Direction: Repeat the listing word for word. No pictures belong in the copy.

Record excerpts:
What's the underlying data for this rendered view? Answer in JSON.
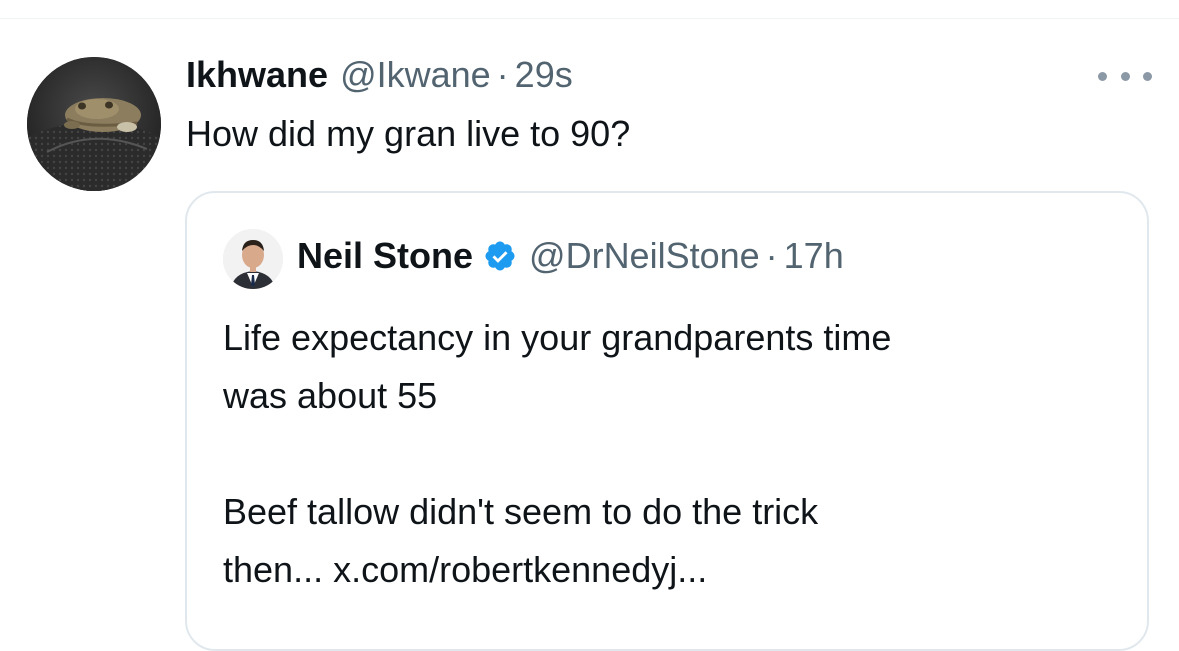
{
  "tweet": {
    "author_name": "Ikhwane",
    "author_handle": "@Ikwane",
    "separator": "·",
    "timestamp": "29s",
    "text": "How did my gran live to 90?",
    "more_icon": "more-horizontal-icon"
  },
  "quote": {
    "author_name": "Neil Stone",
    "verified": true,
    "verified_color": "#1d9bf0",
    "author_handle": "@DrNeilStone",
    "separator": "·",
    "timestamp": "17h",
    "lines": [
      "Life expectancy in your grandparents time",
      "was about 55",
      "",
      "Beef tallow didn't seem to do the trick",
      "then... x.com/robertkennedyj..."
    ]
  },
  "colors": {
    "text_primary": "#0f1419",
    "text_secondary": "#536471",
    "border": "#e1e8ed",
    "accent": "#1d9bf0"
  }
}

Finished exercise:
What's the underlying data for this rendered view? Answer in JSON.
{
  "tweet": {
    "author_name": "Ikhwane",
    "author_handle": "@Ikwane",
    "separator": "·",
    "timestamp": "29s",
    "text": "How did my gran live to 90?",
    "more_icon": "more-horizontal-icon"
  },
  "quote": {
    "author_name": "Neil Stone",
    "verified": true,
    "verified_color": "#1d9bf0",
    "author_handle": "@DrNeilStone",
    "separator": "·",
    "timestamp": "17h",
    "lines": [
      "Life expectancy in your grandparents time",
      "was about 55",
      "",
      "Beef tallow didn't seem to do the trick",
      "then... x.com/robertkennedyj..."
    ]
  },
  "colors": {
    "text_primary": "#0f1419",
    "text_secondary": "#536471",
    "border": "#e1e8ed",
    "accent": "#1d9bf0"
  }
}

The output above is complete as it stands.